--- Start of Available data ---
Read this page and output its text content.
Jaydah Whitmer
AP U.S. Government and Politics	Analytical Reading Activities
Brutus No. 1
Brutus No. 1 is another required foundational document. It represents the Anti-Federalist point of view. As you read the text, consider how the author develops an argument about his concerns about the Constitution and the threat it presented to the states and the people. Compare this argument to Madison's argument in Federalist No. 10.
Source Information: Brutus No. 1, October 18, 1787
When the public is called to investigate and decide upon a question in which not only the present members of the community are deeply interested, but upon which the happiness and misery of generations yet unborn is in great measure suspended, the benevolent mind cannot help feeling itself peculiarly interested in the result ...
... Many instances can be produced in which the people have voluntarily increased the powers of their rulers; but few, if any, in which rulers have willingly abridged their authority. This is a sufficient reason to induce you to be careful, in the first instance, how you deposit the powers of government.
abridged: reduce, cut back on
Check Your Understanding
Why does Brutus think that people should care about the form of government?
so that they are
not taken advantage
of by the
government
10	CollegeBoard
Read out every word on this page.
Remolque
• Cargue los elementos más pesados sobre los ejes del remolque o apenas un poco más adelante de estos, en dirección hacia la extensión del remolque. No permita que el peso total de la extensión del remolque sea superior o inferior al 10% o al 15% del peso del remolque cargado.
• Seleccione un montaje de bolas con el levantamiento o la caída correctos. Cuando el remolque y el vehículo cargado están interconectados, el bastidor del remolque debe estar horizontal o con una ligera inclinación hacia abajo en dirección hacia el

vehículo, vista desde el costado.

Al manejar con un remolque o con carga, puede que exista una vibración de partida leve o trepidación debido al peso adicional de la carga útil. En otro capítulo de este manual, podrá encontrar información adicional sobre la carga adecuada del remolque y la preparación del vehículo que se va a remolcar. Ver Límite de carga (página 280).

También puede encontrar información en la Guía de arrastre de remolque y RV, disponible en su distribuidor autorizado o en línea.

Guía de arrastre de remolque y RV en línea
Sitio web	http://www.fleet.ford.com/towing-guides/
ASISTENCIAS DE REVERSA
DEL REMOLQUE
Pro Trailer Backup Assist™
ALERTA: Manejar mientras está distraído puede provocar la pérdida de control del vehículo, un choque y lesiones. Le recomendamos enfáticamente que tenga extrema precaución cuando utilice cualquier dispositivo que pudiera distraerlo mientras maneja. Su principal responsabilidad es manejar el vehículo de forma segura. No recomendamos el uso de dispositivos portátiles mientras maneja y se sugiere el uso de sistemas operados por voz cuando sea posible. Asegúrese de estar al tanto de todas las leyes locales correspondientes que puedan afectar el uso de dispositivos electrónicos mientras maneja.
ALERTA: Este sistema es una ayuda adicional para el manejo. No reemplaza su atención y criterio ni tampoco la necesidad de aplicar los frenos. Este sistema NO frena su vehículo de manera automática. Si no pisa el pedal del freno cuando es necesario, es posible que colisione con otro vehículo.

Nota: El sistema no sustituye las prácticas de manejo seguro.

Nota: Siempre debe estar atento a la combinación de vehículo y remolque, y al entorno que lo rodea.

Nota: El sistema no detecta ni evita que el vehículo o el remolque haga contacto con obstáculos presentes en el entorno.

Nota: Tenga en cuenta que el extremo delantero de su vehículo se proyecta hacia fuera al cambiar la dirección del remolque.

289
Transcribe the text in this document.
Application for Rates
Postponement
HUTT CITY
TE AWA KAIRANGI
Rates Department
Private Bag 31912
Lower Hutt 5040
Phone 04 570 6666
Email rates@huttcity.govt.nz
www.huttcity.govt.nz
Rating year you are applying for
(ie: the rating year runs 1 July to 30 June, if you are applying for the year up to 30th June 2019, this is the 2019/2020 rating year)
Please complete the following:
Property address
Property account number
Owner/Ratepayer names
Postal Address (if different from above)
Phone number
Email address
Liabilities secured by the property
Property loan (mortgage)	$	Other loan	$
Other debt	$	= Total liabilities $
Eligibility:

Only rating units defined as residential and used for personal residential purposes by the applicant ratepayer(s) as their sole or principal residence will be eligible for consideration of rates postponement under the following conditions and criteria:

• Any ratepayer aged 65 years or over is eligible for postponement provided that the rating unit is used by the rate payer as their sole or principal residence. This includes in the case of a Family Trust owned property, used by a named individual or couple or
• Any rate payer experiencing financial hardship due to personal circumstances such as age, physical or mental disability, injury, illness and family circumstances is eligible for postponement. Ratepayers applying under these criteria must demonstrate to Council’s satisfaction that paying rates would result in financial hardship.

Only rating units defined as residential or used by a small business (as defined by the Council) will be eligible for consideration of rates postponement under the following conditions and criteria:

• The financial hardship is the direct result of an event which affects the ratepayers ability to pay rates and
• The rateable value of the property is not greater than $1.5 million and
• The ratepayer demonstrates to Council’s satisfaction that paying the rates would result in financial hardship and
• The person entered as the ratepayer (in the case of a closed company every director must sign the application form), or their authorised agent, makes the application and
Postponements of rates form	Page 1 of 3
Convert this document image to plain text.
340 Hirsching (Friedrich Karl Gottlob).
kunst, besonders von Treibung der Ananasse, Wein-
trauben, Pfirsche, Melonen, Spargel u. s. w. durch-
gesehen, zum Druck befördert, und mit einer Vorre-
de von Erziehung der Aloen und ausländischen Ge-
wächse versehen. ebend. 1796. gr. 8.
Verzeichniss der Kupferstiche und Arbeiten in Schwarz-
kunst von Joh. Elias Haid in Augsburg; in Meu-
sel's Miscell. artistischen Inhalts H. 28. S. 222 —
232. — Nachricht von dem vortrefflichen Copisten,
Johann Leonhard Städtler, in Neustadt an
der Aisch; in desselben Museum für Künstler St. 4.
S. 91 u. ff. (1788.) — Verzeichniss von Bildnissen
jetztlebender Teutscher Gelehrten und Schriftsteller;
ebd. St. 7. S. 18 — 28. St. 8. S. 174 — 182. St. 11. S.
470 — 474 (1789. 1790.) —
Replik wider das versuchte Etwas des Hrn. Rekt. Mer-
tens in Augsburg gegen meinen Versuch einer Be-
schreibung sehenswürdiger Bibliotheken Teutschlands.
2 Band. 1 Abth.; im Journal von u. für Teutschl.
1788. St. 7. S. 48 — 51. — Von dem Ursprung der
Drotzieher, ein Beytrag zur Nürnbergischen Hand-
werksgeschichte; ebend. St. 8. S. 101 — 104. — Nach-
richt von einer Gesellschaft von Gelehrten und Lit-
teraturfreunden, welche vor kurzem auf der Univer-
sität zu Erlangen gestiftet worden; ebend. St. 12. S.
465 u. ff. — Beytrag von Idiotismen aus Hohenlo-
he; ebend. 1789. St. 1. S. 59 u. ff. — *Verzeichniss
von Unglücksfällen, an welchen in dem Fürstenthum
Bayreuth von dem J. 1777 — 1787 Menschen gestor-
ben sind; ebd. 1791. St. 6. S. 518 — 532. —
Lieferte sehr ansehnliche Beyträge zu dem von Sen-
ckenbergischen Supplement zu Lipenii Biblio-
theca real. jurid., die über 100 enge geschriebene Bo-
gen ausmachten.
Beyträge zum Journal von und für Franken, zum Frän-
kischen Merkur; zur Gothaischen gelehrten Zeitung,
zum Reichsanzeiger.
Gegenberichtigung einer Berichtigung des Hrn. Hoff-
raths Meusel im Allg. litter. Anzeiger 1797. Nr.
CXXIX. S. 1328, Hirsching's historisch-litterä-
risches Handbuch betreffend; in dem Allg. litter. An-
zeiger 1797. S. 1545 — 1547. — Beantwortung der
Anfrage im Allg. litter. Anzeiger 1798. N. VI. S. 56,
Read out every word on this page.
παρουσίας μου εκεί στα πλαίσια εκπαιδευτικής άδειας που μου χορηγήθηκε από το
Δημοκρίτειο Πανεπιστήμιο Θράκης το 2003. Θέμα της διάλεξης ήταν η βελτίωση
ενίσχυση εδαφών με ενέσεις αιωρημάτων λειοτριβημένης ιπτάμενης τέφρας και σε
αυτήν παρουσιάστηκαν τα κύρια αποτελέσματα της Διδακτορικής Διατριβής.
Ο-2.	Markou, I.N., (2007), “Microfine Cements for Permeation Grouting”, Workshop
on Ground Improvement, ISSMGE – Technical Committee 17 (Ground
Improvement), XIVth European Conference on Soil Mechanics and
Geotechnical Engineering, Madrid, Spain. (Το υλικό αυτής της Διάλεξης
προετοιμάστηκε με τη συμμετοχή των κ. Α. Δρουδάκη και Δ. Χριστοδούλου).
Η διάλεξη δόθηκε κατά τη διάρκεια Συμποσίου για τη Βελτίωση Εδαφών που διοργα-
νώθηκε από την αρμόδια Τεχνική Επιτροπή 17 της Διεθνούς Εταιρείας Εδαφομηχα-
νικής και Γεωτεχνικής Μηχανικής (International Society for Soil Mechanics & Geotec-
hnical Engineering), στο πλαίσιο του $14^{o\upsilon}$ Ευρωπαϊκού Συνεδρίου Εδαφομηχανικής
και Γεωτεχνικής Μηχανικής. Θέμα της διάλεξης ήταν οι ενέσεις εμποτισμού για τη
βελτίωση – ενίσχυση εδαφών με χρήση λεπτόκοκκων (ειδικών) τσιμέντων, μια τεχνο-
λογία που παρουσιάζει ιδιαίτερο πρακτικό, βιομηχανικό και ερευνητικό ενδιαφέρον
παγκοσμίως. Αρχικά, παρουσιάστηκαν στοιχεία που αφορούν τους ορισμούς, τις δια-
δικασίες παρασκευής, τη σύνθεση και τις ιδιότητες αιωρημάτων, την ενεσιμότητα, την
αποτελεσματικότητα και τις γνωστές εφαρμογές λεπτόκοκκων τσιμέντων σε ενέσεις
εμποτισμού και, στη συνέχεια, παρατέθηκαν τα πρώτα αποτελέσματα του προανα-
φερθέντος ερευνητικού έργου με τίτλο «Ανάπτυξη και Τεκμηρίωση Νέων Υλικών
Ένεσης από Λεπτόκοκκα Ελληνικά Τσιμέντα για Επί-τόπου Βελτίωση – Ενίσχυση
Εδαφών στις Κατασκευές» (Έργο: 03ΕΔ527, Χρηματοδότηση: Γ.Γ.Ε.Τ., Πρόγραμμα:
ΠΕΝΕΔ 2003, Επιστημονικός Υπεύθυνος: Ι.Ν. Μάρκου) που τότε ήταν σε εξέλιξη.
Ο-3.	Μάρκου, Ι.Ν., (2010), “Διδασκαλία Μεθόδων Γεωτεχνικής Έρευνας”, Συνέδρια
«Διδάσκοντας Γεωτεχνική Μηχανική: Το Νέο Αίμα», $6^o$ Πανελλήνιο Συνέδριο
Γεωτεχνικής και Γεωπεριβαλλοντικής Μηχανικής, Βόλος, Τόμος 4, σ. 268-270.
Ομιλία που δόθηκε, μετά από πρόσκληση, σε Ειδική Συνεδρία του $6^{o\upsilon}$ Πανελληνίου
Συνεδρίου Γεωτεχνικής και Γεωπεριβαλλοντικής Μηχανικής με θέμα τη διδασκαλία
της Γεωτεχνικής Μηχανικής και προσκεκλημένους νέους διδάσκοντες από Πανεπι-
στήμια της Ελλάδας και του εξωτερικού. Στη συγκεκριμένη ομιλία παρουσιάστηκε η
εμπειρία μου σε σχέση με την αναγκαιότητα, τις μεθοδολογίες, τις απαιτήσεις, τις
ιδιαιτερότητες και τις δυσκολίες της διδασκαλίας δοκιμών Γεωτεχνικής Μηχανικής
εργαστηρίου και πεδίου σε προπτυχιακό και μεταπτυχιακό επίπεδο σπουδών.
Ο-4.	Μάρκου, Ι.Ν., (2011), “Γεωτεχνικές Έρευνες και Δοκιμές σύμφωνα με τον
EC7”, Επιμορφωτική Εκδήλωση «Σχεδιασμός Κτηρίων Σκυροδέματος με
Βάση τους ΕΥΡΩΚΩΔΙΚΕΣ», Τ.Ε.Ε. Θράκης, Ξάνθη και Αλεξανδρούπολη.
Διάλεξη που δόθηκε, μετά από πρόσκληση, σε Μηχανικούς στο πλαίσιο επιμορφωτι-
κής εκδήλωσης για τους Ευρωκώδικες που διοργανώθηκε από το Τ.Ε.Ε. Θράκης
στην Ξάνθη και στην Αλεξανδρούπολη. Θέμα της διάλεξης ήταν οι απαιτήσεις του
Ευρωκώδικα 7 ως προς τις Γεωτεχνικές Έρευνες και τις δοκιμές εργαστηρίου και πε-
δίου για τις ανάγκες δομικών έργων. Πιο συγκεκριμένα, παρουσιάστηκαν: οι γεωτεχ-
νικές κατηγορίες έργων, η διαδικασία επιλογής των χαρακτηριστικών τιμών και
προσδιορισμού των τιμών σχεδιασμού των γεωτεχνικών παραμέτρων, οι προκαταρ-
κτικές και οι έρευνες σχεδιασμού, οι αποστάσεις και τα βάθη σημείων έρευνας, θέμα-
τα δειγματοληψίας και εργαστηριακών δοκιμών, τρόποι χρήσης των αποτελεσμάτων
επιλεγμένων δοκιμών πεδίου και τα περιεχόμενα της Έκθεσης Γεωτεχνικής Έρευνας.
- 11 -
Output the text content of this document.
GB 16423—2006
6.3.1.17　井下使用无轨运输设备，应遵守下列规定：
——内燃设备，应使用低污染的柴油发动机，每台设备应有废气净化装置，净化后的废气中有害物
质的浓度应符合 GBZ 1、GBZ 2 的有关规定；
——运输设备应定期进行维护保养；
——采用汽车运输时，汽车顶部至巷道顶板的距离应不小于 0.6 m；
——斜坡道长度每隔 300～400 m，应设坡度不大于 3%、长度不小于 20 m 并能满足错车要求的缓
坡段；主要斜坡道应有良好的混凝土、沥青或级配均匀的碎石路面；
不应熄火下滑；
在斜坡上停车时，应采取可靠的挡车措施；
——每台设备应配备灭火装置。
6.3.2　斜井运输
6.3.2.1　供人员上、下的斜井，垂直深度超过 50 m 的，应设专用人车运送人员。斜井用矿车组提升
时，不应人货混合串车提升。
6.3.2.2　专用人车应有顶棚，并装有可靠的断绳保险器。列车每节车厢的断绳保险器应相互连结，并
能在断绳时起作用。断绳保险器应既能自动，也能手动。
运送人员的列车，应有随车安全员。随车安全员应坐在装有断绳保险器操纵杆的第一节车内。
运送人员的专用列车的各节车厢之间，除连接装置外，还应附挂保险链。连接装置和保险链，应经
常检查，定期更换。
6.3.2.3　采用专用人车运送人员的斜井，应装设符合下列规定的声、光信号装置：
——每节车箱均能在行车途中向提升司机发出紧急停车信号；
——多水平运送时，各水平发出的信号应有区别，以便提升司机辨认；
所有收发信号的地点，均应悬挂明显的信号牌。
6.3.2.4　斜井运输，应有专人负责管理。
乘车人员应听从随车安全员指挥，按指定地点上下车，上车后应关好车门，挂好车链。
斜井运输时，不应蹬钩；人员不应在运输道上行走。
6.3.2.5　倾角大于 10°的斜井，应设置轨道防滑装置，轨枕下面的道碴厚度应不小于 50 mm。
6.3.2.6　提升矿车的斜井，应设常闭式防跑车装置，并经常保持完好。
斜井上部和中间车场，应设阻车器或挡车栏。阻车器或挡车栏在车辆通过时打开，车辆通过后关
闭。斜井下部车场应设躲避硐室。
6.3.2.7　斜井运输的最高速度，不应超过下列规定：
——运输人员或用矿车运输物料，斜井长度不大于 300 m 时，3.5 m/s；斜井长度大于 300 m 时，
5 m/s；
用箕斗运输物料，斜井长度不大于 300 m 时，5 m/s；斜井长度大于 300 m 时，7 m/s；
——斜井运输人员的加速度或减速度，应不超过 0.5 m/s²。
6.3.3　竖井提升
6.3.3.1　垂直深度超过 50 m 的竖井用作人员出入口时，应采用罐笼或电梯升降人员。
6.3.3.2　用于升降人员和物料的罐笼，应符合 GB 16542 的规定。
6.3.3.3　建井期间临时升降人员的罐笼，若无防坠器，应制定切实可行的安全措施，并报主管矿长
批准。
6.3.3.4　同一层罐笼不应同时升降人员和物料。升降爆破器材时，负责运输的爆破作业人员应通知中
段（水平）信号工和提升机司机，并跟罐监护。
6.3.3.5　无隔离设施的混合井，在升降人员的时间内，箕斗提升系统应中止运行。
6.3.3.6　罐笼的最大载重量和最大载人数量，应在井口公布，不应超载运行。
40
--- End of Available data ---
• **Written instruction**: Which lines in the records above contain the string "απαιτήσεις"? Copy each one.

• **Task response**:
εμπειρία μου σε σχέση με την αναγκαιότητα, τις μεθοδολογίες, τις απαιτήσεις, τις
στην Ξάνθη και στην Αλεξανδρούπολη. Θέμα της διάλεξης ήταν οι απαιτήσεις του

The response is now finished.